§ **Data to use**:
•••

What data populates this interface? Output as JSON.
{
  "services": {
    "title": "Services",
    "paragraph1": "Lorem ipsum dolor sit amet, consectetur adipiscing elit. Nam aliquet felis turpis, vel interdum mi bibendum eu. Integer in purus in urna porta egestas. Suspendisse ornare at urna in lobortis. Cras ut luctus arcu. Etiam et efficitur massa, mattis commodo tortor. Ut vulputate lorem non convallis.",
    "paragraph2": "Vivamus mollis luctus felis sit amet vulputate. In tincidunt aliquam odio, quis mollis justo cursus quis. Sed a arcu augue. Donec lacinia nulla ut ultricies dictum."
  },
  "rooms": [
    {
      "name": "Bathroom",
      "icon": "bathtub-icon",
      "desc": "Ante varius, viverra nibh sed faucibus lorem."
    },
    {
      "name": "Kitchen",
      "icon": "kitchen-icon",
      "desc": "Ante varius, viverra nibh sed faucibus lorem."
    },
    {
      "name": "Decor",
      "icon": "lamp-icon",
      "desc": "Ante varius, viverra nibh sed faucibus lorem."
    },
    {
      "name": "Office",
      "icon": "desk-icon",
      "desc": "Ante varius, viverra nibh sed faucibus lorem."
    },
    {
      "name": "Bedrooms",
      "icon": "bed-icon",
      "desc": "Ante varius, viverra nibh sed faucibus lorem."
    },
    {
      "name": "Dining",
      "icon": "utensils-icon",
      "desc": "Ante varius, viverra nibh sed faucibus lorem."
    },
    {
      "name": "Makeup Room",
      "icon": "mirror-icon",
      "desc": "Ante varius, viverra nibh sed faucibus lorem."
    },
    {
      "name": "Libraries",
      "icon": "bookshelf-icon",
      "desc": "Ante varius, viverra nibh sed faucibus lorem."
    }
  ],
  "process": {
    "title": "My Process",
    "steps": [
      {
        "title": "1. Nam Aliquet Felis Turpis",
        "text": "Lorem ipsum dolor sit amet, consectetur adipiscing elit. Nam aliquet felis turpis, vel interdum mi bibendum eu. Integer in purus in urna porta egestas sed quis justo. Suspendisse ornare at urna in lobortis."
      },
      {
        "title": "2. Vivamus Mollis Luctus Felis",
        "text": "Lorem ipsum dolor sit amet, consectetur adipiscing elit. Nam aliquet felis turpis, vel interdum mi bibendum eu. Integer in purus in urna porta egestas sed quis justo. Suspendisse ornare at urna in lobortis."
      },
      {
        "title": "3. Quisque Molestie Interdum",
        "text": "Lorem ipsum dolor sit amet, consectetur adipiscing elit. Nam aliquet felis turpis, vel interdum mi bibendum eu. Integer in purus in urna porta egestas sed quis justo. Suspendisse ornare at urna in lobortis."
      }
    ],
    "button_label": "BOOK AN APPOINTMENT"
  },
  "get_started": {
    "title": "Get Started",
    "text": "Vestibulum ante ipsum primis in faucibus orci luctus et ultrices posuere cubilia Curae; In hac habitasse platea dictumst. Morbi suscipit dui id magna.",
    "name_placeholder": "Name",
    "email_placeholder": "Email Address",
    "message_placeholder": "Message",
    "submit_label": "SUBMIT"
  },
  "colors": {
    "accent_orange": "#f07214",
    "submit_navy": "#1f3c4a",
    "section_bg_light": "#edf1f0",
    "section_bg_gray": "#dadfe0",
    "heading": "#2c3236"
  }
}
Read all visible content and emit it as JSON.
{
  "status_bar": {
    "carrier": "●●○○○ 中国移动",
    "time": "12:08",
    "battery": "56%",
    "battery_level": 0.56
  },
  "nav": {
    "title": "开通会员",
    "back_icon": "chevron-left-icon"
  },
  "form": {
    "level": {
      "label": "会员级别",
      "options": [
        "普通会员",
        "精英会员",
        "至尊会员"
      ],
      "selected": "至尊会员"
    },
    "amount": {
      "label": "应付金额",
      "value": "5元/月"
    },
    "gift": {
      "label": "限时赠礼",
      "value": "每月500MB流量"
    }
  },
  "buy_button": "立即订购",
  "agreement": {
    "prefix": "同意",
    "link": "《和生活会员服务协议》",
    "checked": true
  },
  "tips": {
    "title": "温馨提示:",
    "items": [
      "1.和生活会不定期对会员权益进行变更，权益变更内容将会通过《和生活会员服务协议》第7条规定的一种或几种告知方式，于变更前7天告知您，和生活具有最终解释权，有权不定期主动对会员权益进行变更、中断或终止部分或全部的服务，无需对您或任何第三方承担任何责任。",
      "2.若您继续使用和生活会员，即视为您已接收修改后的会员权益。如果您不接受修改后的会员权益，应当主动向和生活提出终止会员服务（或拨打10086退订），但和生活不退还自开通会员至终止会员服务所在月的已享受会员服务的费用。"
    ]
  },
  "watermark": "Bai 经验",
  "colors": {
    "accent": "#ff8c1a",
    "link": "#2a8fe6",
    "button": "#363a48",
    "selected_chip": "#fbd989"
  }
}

•••

§ **Aim of the exercise**: Output all of the data above without any alteration.

§ **Written answer**:
What data populates this interface? Output as JSON.
{
  "services": {
    "title": "Services",
    "paragraph1": "Lorem ipsum dolor sit amet, consectetur adipiscing elit. Nam aliquet felis turpis, vel interdum mi bibendum eu. Integer in purus in urna porta egestas. Suspendisse ornare at urna in lobortis. Cras ut luctus arcu. Etiam et efficitur massa, mattis commodo tortor. Ut vulputate lorem non convallis.",
    "paragraph2": "Vivamus mollis luctus felis sit amet vulputate. In tincidunt aliquam odio, quis mollis justo cursus quis. Sed a arcu augue. Donec lacinia nulla ut ultricies dictum."
  },
  "rooms": [
    {
      "name": "Bathroom",
      "icon": "bathtub-icon",
      "desc": "Ante varius, viverra nibh sed faucibus lorem."
    },
    {
      "name": "Kitchen",
      "icon": "kitchen-icon",
      "desc": "Ante varius, viverra nibh sed faucibus lorem."
    },
    {
      "name": "Decor",
      "icon": "lamp-icon",
      "desc": "Ante varius, viverra nibh sed faucibus lorem."
    },
    {
      "name": "Office",
      "icon": "desk-icon",
      "desc": "Ante varius, viverra nibh sed faucibus lorem."
    },
    {
      "name": "Bedrooms",
      "icon": "bed-icon",
      "desc": "Ante varius, viverra nibh sed faucibus lorem."
    },
    {
      "name": "Dining",
      "icon": "utensils-icon",
      "desc": "Ante varius, viverra nibh sed faucibus lorem."
    },
    {
      "name": "Makeup Room",
      "icon": "mirror-icon",
      "desc": "Ante varius, viverra nibh sed faucibus lorem."
    },
    {
      "name": "Libraries",
      "icon": "bookshelf-icon",
      "desc": "Ante varius, viverra nibh sed faucibus lorem."
    }
  ],
  "process": {
    "title": "My Process",
    "steps": [
      {
        "title": "1. Nam Aliquet Felis Turpis",
        "text": "Lorem ipsum dolor sit amet, consectetur adipiscing elit. Nam aliquet felis turpis, vel interdum mi bibendum eu. Integer in purus in urna porta egestas sed quis justo. Suspendisse ornare at urna in lobortis."
      },
      {
        "title": "2. Vivamus Mollis Luctus Felis",
        "text": "Lorem ipsum dolor sit amet, consectetur adipiscing elit. Nam aliquet felis turpis, vel interdum mi bibendum eu. Integer in purus in urna porta egestas sed quis justo. Suspendisse ornare at urna in lobortis."
      },
      {
        "title": "3. Quisque Molestie Interdum",
        "text": "Lorem ipsum dolor sit amet, consectetur adipiscing elit. Nam aliquet felis turpis, vel interdum mi bibendum eu. Integer in purus in urna porta egestas sed quis justo. Suspendisse ornare at urna in lobortis."
      }
    ],
    "button_label": "BOOK AN APPOINTMENT"
  },
  "get_started": {
    "title": "Get Started",
    "text": "Vestibulum ante ipsum primis in faucibus orci luctus et ultrices posuere cubilia Curae; In hac habitasse platea dictumst. Morbi suscipit dui id magna.",
    "name_placeholder": "Name",
    "email_placeholder": "Email Address",
    "message_placeholder": "Message",
    "submit_label": "SUBMIT"
  },
  "colors": {
    "accent_orange": "#f07214",
    "submit_navy": "#1f3c4a",
    "section_bg_light": "#edf1f0",
    "section_bg_gray": "#dadfe0",
    "heading": "#2c3236"
  }
}
Read all visible content and emit it as JSON.
{
  "status_bar": {
    "carrier": "●●○○○ 中国移动",
    "time": "12:08",
    "battery": "56%",
    "battery_level": 0.56
  },
  "nav": {
    "title": "开通会员",
    "back_icon": "chevron-left-icon"
  },
  "form": {
    "level": {
      "label": "会员级别",
      "options": [
        "普通会员",
        "精英会员",
        "至尊会员"
      ],
      "selected": "至尊会员"
    },
    "amount": {
      "label": "应付金额",
      "value": "5元/月"
    },
    "gift": {
      "label": "限时赠礼",
      "value": "每月500MB流量"
    }
  },
  "buy_button": "立即订购",
  "agreement": {
    "prefix": "同意",
    "link": "《和生活会员服务协议》",
    "checked": true
  },
  "tips": {
    "title": "温馨提示:",
    "items": [
      "1.和生活会不定期对会员权益进行变更，权益变更内容将会通过《和生活会员服务协议》第7条规定的一种或几种告知方式，于变更前7天告知您，和生活具有最终解释权，有权不定期主动对会员权益进行变更、中断或终止部分或全部的服务，无需对您或任何第三方承担任何责任。",
      "2.若您继续使用和生活会员，即视为您已接收修改后的会员权益。如果您不接受修改后的会员权益，应当主动向和生活提出终止会员服务（或拨打10086退订），但和生活不退还自开通会员至终止会员服务所在月的已享受会员服务的费用。"
    ]
  },
  "watermark": "Bai 经验",
  "colors": {
    "accent": "#ff8c1a",
    "link": "#2a8fe6",
    "button": "#363a48",
    "selected_chip": "#fbd989"
  }
}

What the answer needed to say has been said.